:: STATED TASK ::
Copy the records below exactly as they appear.

:: DATA LINES ::
════════════════════

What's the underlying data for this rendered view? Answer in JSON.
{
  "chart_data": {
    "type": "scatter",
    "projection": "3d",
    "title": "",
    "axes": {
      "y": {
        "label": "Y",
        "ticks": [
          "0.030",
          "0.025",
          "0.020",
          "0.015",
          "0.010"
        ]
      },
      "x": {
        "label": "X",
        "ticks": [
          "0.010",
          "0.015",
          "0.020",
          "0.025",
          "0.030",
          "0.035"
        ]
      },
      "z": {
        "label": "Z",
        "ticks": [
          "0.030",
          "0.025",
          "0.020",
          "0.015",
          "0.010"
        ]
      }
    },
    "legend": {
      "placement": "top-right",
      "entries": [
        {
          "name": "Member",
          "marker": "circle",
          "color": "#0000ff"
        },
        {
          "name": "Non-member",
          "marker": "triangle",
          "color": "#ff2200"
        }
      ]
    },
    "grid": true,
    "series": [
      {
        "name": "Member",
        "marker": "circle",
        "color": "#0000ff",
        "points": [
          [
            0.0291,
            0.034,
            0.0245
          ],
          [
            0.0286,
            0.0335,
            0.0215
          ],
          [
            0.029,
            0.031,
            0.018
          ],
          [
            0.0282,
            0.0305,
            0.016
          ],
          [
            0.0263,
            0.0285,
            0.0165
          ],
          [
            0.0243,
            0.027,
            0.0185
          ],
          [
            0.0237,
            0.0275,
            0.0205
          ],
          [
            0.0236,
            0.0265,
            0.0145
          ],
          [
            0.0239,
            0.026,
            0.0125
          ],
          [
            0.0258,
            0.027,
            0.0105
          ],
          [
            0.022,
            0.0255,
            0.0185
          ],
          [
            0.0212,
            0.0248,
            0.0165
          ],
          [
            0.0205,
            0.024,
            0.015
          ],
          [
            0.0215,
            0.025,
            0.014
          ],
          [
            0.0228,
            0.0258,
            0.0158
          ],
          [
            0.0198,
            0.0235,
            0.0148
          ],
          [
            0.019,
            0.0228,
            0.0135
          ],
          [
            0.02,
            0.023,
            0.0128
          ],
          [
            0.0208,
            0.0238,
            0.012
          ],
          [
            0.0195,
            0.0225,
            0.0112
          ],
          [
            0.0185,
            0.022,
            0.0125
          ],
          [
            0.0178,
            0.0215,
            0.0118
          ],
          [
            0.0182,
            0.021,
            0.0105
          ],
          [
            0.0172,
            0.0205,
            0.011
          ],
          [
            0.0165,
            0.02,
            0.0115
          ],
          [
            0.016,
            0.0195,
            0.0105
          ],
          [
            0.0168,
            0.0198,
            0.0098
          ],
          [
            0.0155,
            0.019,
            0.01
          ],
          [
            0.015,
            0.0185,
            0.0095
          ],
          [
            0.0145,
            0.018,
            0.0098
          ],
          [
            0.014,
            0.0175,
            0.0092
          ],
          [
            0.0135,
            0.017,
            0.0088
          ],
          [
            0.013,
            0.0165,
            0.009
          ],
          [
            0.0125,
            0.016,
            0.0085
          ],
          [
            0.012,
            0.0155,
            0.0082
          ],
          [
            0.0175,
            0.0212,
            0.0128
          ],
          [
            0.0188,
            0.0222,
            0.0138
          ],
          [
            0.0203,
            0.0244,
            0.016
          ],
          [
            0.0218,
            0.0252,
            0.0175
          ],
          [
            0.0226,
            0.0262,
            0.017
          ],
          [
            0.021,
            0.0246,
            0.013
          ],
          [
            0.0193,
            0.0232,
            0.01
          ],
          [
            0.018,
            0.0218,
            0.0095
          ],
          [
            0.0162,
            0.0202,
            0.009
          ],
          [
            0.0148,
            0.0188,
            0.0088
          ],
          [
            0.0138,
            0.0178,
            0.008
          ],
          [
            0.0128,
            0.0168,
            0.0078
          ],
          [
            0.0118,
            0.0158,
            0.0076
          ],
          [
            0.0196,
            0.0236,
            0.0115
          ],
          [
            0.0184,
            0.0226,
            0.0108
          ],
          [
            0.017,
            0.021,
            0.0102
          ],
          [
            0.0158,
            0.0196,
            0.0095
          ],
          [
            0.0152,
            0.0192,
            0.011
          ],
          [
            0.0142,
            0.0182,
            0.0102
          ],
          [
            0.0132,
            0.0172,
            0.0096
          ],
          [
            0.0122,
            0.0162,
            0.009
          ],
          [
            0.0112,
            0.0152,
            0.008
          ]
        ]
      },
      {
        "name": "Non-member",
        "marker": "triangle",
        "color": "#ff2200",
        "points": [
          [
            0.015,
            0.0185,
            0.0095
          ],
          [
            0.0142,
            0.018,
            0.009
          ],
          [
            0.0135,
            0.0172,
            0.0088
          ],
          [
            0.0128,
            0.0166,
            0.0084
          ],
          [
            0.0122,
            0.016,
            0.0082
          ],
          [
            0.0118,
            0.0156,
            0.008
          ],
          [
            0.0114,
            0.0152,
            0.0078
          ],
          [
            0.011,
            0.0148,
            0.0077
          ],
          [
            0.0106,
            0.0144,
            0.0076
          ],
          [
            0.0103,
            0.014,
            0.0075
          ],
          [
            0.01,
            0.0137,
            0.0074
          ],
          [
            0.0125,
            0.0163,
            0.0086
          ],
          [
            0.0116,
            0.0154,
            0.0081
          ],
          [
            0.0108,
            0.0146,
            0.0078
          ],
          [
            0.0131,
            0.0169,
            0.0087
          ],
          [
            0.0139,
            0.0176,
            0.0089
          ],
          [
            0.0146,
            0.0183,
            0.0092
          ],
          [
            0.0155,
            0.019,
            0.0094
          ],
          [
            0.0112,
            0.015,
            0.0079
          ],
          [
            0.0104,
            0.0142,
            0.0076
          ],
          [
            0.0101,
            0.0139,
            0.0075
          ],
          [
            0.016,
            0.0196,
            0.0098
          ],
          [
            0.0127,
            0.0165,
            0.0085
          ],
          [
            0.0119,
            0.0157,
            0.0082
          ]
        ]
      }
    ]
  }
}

════════════════════

:: FULL RESPONSE ::
What's the underlying data for this rendered view? Answer in JSON.
{
  "chart_data": {
    "type": "scatter",
    "projection": "3d",
    "title": "",
    "axes": {
      "y": {
        "label": "Y",
        "ticks": [
          "0.030",
          "0.025",
          "0.020",
          "0.015",
          "0.010"
        ]
      },
      "x": {
        "label": "X",
        "ticks": [
          "0.010",
          "0.015",
          "0.020",
          "0.025",
          "0.030",
          "0.035"
        ]
      },
      "z": {
        "label": "Z",
        "ticks": [
          "0.030",
          "0.025",
          "0.020",
          "0.015",
          "0.010"
        ]
      }
    },
    "legend": {
      "placement": "top-right",
      "entries": [
        {
          "name": "Member",
          "marker": "circle",
          "color": "#0000ff"
        },
        {
          "name": "Non-member",
          "marker": "triangle",
          "color": "#ff2200"
        }
      ]
    },
    "grid": true,
    "series": [
      {
        "name": "Member",
        "marker": "circle",
        "color": "#0000ff",
        "points": [
          [
            0.0291,
            0.034,
            0.0245
          ],
          [
            0.0286,
            0.0335,
            0.0215
          ],
          [
            0.029,
            0.031,
            0.018
          ],
          [
            0.0282,
            0.0305,
            0.016
          ],
          [
            0.0263,
            0.0285,
            0.0165
          ],
          [
            0.0243,
            0.027,
            0.0185
          ],
          [
            0.0237,
            0.0275,
            0.0205
          ],
          [
            0.0236,
            0.0265,
            0.0145
          ],
          [
            0.0239,
            0.026,
            0.0125
          ],
          [
            0.0258,
            0.027,
            0.0105
          ],
          [
            0.022,
            0.0255,
            0.0185
          ],
          [
            0.0212,
            0.0248,
            0.0165
          ],
          [
            0.0205,
            0.024,
            0.015
          ],
          [
            0.0215,
            0.025,
            0.014
          ],
          [
            0.0228,
            0.0258,
            0.0158
          ],
          [
            0.0198,
            0.0235,
            0.0148
          ],
          [
            0.019,
            0.0228,
            0.0135
          ],
          [
            0.02,
            0.023,
            0.0128
          ],
          [
            0.0208,
            0.0238,
            0.012
          ],
          [
            0.0195,
            0.0225,
            0.0112
          ],
          [
            0.0185,
            0.022,
            0.0125
          ],
          [
            0.0178,
            0.0215,
            0.0118
          ],
          [
            0.0182,
            0.021,
            0.0105
          ],
          [
            0.0172,
            0.0205,
            0.011
          ],
          [
            0.0165,
            0.02,
            0.0115
          ],
          [
            0.016,
            0.0195,
            0.0105
          ],
          [
            0.0168,
            0.0198,
            0.0098
          ],
          [
            0.0155,
            0.019,
            0.01
          ],
          [
            0.015,
            0.0185,
            0.0095
          ],
          [
            0.0145,
            0.018,
            0.0098
          ],
          [
            0.014,
            0.0175,
            0.0092
          ],
          [
            0.0135,
            0.017,
            0.0088
          ],
          [
            0.013,
            0.0165,
            0.009
          ],
          [
            0.0125,
            0.016,
            0.0085
          ],
          [
            0.012,
            0.0155,
            0.0082
          ],
          [
            0.0175,
            0.0212,
            0.0128
          ],
          [
            0.0188,
            0.0222,
            0.0138
          ],
          [
            0.0203,
            0.0244,
            0.016
          ],
          [
            0.0218,
            0.0252,
            0.0175
          ],
          [
            0.0226,
            0.0262,
            0.017
          ],
          [
            0.021,
            0.0246,
            0.013
          ],
          [
            0.0193,
            0.0232,
            0.01
          ],
          [
            0.018,
            0.0218,
            0.0095
          ],
          [
            0.0162,
            0.0202,
            0.009
          ],
          [
            0.0148,
            0.0188,
            0.0088
          ],
          [
            0.0138,
            0.0178,
            0.008
          ],
          [
            0.0128,
            0.0168,
            0.0078
          ],
          [
            0.0118,
            0.0158,
            0.0076
          ],
          [
            0.0196,
            0.0236,
            0.0115
          ],
          [
            0.0184,
            0.0226,
            0.0108
          ],
          [
            0.017,
            0.021,
            0.0102
          ],
          [
            0.0158,
            0.0196,
            0.0095
          ],
          [
            0.0152,
            0.0192,
            0.011
          ],
          [
            0.0142,
            0.0182,
            0.0102
          ],
          [
            0.0132,
            0.0172,
            0.0096
          ],
          [
            0.0122,
            0.0162,
            0.009
          ],
          [
            0.0112,
            0.0152,
            0.008
          ]
        ]
      },
      {
        "name": "Non-member",
        "marker": "triangle",
        "color": "#ff2200",
        "points": [
          [
            0.015,
            0.0185,
            0.0095
          ],
          [
            0.0142,
            0.018,
            0.009
          ],
          [
            0.0135,
            0.0172,
            0.0088
          ],
          [
            0.0128,
            0.0166,
            0.0084
          ],
          [
            0.0122,
            0.016,
            0.0082
          ],
          [
            0.0118,
            0.0156,
            0.008
          ],
          [
            0.0114,
            0.0152,
            0.0078
          ],
          [
            0.011,
            0.0148,
            0.0077
          ],
          [
            0.0106,
            0.0144,
            0.0076
          ],
          [
            0.0103,
            0.014,
            0.0075
          ],
          [
            0.01,
            0.0137,
            0.0074
          ],
          [
            0.0125,
            0.0163,
            0.0086
          ],
          [
            0.0116,
            0.0154,
            0.0081
          ],
          [
            0.0108,
            0.0146,
            0.0078
          ],
          [
            0.0131,
            0.0169,
            0.0087
          ],
          [
            0.0139,
            0.0176,
            0.0089
          ],
          [
            0.0146,
            0.0183,
            0.0092
          ],
          [
            0.0155,
            0.019,
            0.0094
          ],
          [
            0.0112,
            0.015,
            0.0079
          ],
          [
            0.0104,
            0.0142,
            0.0076
          ],
          [
            0.0101,
            0.0139,
            0.0075
          ],
          [
            0.016,
            0.0196,
            0.0098
          ],
          [
            0.0127,
            0.0165,
            0.0085
          ],
          [
            0.0119,
            0.0157,
            0.0082
          ]
        ]
      }
    ]
  }
}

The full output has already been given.